**Problem requirements:** Repeat every entry in the listing below, exactly.

-- Start Given records --

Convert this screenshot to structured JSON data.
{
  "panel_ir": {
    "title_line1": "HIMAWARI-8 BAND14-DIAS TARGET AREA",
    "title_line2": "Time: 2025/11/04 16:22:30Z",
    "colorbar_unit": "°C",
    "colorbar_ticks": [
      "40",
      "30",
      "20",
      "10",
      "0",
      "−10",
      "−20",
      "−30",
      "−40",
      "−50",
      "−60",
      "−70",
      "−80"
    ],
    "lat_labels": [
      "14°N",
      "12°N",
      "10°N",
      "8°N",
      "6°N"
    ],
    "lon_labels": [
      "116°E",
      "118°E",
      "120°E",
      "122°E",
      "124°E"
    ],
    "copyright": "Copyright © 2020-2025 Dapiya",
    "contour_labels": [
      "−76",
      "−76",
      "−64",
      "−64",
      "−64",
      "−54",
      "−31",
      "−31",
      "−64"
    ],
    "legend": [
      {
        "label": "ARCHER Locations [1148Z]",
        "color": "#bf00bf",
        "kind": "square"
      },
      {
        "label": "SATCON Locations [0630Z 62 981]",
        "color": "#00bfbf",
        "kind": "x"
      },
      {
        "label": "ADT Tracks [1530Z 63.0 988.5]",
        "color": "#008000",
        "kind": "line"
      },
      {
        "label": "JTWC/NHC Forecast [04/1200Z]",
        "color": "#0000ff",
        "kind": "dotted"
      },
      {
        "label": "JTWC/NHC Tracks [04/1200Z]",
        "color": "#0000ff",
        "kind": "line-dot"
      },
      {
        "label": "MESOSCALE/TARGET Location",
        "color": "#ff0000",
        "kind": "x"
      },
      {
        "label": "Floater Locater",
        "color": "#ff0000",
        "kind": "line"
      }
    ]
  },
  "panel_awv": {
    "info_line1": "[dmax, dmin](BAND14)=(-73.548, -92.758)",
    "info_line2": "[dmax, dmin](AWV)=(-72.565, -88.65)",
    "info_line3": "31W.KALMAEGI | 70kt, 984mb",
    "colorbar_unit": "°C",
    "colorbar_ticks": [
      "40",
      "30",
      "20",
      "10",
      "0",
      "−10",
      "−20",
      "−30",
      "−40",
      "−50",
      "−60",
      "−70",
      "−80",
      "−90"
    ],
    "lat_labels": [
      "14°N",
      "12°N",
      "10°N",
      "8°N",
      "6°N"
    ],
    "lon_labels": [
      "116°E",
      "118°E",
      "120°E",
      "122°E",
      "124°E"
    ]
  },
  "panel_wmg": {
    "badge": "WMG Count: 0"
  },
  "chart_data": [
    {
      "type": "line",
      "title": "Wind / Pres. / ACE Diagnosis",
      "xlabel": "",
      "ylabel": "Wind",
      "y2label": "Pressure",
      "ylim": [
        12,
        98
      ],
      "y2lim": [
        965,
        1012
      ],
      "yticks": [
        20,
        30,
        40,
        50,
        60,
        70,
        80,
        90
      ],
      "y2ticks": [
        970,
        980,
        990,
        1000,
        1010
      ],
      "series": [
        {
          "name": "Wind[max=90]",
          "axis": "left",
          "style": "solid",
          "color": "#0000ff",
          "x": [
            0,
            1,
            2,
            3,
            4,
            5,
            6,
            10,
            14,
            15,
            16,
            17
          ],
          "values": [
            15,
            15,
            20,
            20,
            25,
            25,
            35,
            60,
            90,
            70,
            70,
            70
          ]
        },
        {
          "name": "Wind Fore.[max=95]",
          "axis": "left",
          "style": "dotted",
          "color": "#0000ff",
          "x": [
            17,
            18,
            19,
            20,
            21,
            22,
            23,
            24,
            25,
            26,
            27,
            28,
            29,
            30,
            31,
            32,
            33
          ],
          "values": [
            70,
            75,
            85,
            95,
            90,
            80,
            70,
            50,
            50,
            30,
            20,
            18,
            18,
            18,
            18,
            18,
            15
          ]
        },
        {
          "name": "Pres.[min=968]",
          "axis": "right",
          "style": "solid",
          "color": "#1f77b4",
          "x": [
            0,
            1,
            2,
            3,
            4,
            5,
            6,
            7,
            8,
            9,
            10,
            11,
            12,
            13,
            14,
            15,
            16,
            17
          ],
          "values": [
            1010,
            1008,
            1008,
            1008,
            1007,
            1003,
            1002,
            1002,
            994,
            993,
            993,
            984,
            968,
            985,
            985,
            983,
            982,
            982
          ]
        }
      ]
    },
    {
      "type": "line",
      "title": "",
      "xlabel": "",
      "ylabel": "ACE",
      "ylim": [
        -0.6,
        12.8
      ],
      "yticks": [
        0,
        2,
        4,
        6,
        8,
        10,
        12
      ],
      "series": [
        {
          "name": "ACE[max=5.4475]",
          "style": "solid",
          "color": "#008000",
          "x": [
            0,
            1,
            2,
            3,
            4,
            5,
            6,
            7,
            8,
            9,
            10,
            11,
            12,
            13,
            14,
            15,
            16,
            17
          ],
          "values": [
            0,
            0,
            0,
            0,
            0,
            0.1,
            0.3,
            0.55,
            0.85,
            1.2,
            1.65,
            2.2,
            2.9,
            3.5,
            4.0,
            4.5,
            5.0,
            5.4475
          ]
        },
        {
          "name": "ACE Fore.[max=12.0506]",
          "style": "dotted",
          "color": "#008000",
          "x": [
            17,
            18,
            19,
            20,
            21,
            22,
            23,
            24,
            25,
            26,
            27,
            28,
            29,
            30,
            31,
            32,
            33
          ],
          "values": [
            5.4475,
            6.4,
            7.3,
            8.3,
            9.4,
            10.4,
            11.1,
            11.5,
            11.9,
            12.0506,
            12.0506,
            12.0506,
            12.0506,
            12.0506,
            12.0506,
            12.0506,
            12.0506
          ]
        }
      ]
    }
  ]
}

-- End Given records --

**Output:**
Convert this screenshot to structured JSON data.
{
  "panel_ir": {
    "title_line1": "HIMAWARI-8 BAND14-DIAS TARGET AREA",
    "title_line2": "Time: 2025/11/04 16:22:30Z",
    "colorbar_unit": "°C",
    "colorbar_ticks": [
      "40",
      "30",
      "20",
      "10",
      "0",
      "−10",
      "−20",
      "−30",
      "−40",
      "−50",
      "−60",
      "−70",
      "−80"
    ],
    "lat_labels": [
      "14°N",
      "12°N",
      "10°N",
      "8°N",
      "6°N"
    ],
    "lon_labels": [
      "116°E",
      "118°E",
      "120°E",
      "122°E",
      "124°E"
    ],
    "copyright": "Copyright © 2020-2025 Dapiya",
    "contour_labels": [
      "−76",
      "−76",
      "−64",
      "−64",
      "−64",
      "−54",
      "−31",
      "−31",
      "−64"
    ],
    "legend": [
      {
        "label": "ARCHER Locations [1148Z]",
        "color": "#bf00bf",
        "kind": "square"
      },
      {
        "label": "SATCON Locations [0630Z 62 981]",
        "color": "#00bfbf",
        "kind": "x"
      },
      {
        "label": "ADT Tracks [1530Z 63.0 988.5]",
        "color": "#008000",
        "kind": "line"
      },
      {
        "label": "JTWC/NHC Forecast [04/1200Z]",
        "color": "#0000ff",
        "kind": "dotted"
      },
      {
        "label": "JTWC/NHC Tracks [04/1200Z]",
        "color": "#0000ff",
        "kind": "line-dot"
      },
      {
        "label": "MESOSCALE/TARGET Location",
        "color": "#ff0000",
        "kind": "x"
      },
      {
        "label": "Floater Locater",
        "color": "#ff0000",
        "kind": "line"
      }
    ]
  },
  "panel_awv": {
    "info_line1": "[dmax, dmin](BAND14)=(-73.548, -92.758)",
    "info_line2": "[dmax, dmin](AWV)=(-72.565, -88.65)",
    "info_line3": "31W.KALMAEGI | 70kt, 984mb",
    "colorbar_unit": "°C",
    "colorbar_ticks": [
      "40",
      "30",
      "20",
      "10",
      "0",
      "−10",
      "−20",
      "−30",
      "−40",
      "−50",
      "−60",
      "−70",
      "−80",
      "−90"
    ],
    "lat_labels": [
      "14°N",
      "12°N",
      "10°N",
      "8°N",
      "6°N"
    ],
    "lon_labels": [
      "116°E",
      "118°E",
      "120°E",
      "122°E",
      "124°E"
    ]
  },
  "panel_wmg": {
    "badge": "WMG Count: 0"
  },
  "chart_data": [
    {
      "type": "line",
      "title": "Wind / Pres. / ACE Diagnosis",
      "xlabel": "",
      "ylabel": "Wind",
      "y2label": "Pressure",
      "ylim": [
        12,
        98
      ],
      "y2lim": [
        965,
        1012
      ],
      "yticks": [
        20,
        30,
        40,
        50,
        60,
        70,
        80,
        90
      ],
      "y2ticks": [
        970,
        980,
        990,
        1000,
        1010
      ],
      "series": [
        {
          "name": "Wind[max=90]",
          "axis": "left",
          "style": "solid",
          "color": "#0000ff",
          "x": [
            0,
            1,
            2,
            3,
            4,
            5,
            6,
            10,
            14,
            15,
            16,
            17
          ],
          "values": [
            15,
            15,
            20,
            20,
            25,
            25,
            35,
            60,
            90,
            70,
            70,
            70
          ]
        },
        {
          "name": "Wind Fore.[max=95]",
          "axis": "left",
          "style": "dotted",
          "color": "#0000ff",
          "x": [
            17,
            18,
            19,
            20,
            21,
            22,
            23,
            24,
            25,
            26,
            27,
            28,
            29,
            30,
            31,
            32,
            33
          ],
          "values": [
            70,
            75,
            85,
            95,
            90,
            80,
            70,
            50,
            50,
            30,
            20,
            18,
            18,
            18,
            18,
            18,
            15
          ]
        },
        {
          "name": "Pres.[min=968]",
          "axis": "right",
          "style": "solid",
          "color": "#1f77b4",
          "x": [
            0,
            1,
            2,
            3,
            4,
            5,
            6,
            7,
            8,
            9,
            10,
            11,
            12,
            13,
            14,
            15,
            16,
            17
          ],
          "values": [
            1010,
            1008,
            1008,
            1008,
            1007,
            1003,
            1002,
            1002,
            994,
            993,
            993,
            984,
            968,
            985,
            985,
            983,
            982,
            982
          ]
        }
      ]
    },
    {
      "type": "line",
      "title": "",
      "xlabel": "",
      "ylabel": "ACE",
      "ylim": [
        -0.6,
        12.8
      ],
      "yticks": [
        0,
        2,
        4,
        6,
        8,
        10,
        12
      ],
      "series": [
        {
          "name": "ACE[max=5.4475]",
          "style": "solid",
          "color": "#008000",
          "x": [
            0,
            1,
            2,
            3,
            4,
            5,
            6,
            7,
            8,
            9,
            10,
            11,
            12,
            13,
            14,
            15,
            16,
            17
          ],
          "values": [
            0,
            0,
            0,
            0,
            0,
            0.1,
            0.3,
            0.55,
            0.85,
            1.2,
            1.65,
            2.2,
            2.9,
            3.5,
            4.0,
            4.5,
            5.0,
            5.4475
          ]
        },
        {
          "name": "ACE Fore.[max=12.0506]",
          "style": "dotted",
          "color": "#008000",
          "x": [
            17,
            18,
            19,
            20,
            21,
            22,
            23,
            24,
            25,
            26,
            27,
            28,
            29,
            30,
            31,
            32,
            33
          ],
          "values": [
            5.4475,
            6.4,
            7.3,
            8.3,
            9.4,
            10.4,
            11.1,
            11.5,
            11.9,
            12.0506,
            12.0506,
            12.0506,
            12.0506,
            12.0506,
            12.0506,
            12.0506,
            12.0506
          ]
        }
      ]
    }
  ]
}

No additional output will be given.